→ **Task to carry out**: Of the lines in this listing, how many contain the word "text"? Give the number and nothing else.

Data extracted from a collection:
#####

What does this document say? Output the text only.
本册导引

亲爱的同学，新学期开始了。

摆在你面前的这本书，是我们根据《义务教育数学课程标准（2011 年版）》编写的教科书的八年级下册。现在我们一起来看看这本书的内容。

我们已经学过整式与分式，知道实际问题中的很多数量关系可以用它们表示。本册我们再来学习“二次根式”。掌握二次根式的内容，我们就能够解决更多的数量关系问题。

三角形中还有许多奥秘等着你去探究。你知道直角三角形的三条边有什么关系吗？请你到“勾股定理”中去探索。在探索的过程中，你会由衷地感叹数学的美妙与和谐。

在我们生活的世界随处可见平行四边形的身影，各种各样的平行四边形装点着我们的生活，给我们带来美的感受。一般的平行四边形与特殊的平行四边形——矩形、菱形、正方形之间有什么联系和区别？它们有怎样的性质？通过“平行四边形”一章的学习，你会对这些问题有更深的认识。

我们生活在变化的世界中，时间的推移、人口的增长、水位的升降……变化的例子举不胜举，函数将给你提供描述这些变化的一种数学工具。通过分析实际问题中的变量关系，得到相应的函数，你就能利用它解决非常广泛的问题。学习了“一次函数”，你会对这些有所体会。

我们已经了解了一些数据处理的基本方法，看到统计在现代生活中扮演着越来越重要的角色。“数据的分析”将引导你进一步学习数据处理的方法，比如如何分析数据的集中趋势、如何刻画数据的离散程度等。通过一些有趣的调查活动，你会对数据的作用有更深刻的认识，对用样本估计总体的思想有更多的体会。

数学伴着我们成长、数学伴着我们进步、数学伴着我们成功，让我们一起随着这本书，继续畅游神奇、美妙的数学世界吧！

#####

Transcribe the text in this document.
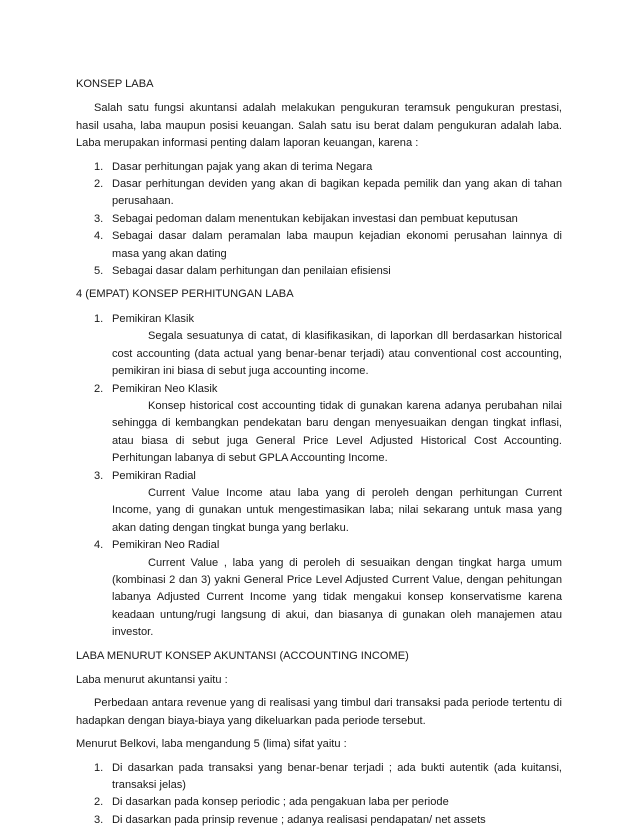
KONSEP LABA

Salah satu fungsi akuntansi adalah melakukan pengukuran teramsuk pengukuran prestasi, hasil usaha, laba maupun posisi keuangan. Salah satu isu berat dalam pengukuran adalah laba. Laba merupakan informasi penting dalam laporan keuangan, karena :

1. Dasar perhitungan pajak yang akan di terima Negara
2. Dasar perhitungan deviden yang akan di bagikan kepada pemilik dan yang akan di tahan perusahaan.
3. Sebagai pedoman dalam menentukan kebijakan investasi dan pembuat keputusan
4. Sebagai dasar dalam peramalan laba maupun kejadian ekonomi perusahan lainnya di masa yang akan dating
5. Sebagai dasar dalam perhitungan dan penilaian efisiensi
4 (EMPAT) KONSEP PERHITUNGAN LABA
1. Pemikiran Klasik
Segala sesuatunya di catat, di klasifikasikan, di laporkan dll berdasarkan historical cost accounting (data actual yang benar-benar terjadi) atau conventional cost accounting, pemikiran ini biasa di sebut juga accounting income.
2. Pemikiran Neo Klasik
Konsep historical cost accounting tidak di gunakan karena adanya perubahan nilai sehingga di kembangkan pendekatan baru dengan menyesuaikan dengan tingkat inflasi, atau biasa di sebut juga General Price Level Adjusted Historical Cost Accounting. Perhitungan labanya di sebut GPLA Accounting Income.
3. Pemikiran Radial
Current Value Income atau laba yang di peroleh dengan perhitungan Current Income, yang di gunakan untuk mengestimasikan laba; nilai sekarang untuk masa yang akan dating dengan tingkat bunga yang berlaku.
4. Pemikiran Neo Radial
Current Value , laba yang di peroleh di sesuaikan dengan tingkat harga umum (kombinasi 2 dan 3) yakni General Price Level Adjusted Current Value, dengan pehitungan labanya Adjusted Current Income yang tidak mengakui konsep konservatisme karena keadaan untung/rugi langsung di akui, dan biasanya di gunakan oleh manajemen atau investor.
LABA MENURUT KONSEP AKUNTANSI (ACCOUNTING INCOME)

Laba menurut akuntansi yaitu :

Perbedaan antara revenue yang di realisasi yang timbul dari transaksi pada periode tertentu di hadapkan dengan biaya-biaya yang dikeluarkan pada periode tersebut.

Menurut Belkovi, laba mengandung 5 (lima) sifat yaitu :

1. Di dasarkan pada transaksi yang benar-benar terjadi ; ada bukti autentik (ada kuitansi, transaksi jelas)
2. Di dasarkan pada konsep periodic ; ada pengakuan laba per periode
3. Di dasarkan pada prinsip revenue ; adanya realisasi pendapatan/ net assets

#####

→ **Worked answer**: 2